____ DATA FOR THIS TASK

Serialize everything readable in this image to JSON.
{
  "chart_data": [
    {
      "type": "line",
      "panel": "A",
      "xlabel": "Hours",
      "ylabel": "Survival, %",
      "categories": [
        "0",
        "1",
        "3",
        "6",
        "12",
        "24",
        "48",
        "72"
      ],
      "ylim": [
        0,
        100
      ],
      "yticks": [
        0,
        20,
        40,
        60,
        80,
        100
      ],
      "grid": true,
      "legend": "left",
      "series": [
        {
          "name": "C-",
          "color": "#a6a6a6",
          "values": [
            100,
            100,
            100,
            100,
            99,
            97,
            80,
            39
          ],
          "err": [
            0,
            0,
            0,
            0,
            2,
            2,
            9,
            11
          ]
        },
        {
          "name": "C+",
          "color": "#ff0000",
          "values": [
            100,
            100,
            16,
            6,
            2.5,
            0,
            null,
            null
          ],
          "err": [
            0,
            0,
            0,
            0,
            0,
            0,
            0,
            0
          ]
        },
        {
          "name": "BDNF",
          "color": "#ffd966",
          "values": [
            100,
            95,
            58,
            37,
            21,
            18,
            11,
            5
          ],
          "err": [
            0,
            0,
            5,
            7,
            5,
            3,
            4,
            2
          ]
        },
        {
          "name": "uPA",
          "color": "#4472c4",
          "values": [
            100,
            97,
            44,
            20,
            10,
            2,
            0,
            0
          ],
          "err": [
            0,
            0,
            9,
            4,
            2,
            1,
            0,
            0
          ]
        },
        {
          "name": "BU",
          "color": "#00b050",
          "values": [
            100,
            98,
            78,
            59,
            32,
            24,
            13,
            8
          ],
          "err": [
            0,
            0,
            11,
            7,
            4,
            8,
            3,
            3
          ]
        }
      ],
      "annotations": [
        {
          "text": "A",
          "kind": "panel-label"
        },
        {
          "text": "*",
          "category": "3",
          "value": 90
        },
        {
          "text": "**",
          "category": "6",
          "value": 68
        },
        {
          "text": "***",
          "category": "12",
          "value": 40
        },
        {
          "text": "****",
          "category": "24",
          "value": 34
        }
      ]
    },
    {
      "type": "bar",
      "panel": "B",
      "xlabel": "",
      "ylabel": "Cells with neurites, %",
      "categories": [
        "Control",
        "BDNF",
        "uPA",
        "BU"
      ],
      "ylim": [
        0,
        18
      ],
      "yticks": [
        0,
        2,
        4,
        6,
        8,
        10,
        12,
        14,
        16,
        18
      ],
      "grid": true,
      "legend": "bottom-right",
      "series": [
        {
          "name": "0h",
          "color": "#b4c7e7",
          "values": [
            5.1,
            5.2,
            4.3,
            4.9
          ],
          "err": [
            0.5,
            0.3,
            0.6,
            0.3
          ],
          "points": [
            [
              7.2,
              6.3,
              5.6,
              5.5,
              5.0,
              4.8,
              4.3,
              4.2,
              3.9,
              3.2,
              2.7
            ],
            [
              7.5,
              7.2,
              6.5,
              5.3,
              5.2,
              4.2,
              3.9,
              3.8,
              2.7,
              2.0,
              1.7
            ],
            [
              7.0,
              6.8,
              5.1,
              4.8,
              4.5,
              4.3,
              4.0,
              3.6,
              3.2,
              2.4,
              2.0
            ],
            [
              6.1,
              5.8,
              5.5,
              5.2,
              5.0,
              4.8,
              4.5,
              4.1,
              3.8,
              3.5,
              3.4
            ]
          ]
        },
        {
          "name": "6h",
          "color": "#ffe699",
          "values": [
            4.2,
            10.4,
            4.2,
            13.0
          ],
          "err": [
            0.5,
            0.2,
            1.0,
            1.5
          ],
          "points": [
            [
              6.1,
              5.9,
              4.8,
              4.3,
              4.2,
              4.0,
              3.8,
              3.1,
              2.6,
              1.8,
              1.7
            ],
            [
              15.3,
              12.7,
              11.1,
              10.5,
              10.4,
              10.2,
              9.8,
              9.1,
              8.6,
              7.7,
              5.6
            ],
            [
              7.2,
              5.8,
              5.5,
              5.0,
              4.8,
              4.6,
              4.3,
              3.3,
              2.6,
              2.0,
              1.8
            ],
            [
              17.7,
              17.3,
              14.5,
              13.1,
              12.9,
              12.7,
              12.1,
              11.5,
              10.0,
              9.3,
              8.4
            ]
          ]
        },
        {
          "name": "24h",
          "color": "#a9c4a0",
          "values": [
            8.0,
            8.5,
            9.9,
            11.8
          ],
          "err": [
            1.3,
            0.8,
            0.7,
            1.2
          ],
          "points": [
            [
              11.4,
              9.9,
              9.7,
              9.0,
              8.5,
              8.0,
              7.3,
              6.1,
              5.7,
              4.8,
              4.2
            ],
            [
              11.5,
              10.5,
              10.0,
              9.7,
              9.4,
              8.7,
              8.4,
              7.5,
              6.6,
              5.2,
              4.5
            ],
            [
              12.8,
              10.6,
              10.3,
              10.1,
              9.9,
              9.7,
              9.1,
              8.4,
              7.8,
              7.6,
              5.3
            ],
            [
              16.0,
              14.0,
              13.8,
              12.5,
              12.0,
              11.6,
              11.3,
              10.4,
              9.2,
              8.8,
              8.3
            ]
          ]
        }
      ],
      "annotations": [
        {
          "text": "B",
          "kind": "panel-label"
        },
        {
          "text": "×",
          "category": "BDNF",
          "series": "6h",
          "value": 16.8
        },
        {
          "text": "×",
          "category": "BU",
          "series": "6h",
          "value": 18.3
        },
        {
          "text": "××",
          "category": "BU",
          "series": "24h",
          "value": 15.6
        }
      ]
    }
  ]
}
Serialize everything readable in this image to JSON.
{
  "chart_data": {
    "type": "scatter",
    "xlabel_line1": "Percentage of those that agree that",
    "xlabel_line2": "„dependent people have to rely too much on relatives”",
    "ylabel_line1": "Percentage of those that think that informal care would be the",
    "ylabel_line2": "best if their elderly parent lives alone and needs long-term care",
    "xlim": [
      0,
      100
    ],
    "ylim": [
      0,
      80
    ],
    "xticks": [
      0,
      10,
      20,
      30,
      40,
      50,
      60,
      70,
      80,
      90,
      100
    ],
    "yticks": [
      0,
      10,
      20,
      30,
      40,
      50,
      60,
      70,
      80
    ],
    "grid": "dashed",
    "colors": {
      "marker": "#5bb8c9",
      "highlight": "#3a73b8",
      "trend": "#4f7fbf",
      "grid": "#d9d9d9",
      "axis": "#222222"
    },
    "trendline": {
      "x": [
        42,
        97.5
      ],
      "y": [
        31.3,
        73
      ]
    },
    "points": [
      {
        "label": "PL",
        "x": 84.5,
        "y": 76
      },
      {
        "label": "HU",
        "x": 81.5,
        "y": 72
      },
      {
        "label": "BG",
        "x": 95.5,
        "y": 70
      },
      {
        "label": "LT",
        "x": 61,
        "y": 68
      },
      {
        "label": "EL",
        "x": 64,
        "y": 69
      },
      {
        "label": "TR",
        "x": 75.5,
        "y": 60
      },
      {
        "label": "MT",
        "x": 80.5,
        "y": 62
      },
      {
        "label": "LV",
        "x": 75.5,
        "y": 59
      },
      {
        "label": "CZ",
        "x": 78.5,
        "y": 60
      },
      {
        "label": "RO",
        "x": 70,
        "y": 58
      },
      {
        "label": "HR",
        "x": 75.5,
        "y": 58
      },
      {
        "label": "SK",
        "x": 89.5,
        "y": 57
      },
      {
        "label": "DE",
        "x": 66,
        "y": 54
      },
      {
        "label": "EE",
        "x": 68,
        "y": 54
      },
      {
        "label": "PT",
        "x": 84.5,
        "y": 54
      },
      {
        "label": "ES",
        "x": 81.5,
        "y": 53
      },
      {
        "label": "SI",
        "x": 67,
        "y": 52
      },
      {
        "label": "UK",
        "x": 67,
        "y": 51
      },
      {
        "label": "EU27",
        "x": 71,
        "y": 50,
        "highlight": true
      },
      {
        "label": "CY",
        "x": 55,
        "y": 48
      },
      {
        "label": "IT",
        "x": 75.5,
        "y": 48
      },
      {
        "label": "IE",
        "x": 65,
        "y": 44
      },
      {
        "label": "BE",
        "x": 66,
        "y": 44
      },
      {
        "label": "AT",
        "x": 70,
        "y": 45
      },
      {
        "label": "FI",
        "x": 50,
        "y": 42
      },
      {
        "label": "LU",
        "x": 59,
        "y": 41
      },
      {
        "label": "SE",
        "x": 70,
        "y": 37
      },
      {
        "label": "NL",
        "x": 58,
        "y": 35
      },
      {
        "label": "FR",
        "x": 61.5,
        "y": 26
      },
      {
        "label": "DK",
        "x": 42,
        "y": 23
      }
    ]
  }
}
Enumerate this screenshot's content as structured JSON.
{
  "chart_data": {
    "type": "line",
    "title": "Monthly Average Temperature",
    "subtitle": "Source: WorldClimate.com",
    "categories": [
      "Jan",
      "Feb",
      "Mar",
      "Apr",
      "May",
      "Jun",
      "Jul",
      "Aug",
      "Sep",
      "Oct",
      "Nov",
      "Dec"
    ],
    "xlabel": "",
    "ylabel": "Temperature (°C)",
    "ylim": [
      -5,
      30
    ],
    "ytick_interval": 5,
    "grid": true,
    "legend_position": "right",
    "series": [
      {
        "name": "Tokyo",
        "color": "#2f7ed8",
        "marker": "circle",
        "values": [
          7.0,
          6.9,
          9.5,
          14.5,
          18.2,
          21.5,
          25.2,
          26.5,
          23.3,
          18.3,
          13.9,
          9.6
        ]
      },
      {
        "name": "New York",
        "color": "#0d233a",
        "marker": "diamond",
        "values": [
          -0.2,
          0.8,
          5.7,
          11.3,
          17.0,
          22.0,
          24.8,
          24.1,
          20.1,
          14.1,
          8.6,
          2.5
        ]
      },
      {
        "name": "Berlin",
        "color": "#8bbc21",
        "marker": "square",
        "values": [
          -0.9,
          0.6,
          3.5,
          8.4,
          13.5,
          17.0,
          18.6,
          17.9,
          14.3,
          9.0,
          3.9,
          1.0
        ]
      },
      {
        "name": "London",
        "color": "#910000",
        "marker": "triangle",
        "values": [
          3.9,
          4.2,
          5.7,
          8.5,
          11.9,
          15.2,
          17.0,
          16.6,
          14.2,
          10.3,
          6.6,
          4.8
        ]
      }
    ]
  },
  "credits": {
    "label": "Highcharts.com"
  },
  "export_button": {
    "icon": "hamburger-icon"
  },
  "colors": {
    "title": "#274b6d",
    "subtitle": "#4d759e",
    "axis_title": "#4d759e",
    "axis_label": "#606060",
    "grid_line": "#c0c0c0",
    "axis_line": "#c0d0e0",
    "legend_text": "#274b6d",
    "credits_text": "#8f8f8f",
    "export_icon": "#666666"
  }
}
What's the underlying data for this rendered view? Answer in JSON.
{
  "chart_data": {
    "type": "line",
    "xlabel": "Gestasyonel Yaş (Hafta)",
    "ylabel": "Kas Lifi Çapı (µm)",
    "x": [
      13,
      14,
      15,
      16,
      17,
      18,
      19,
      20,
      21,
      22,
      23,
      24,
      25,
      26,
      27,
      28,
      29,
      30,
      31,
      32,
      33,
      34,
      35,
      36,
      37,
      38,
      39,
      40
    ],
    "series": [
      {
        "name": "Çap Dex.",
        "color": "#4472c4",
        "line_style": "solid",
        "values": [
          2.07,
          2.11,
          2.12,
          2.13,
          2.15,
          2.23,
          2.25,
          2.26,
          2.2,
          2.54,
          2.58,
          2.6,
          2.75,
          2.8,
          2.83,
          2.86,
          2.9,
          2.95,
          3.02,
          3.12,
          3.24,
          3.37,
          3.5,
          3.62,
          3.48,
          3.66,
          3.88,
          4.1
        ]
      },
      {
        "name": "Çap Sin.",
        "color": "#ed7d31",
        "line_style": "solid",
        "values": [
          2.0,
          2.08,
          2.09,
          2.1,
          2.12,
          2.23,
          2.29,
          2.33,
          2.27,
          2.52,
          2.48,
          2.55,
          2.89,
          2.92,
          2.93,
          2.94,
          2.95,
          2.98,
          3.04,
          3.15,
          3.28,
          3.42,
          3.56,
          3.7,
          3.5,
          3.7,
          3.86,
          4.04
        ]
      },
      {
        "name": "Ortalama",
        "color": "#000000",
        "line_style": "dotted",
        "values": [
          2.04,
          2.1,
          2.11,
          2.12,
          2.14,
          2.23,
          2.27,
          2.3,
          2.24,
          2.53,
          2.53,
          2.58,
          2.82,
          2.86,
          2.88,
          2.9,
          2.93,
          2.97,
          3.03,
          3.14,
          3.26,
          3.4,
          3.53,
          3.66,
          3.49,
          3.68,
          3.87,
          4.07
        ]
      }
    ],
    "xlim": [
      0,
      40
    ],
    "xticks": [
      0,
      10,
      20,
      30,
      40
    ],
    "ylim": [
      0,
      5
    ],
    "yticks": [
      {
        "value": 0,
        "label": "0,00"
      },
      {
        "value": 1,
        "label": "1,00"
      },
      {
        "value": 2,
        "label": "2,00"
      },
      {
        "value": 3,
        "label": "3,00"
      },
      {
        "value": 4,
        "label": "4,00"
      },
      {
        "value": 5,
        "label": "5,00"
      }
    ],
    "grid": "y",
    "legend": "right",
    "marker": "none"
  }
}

________

= EXERCISE PROMPT =
Return each line of the data that contains the string "category".

= WRITTEN ANSWER =
          "category": "3",
          "category": "6",
          "category": "12",
          "category": "24",
          "category": "BDNF",
          "category": "BU",
          "category": "BU",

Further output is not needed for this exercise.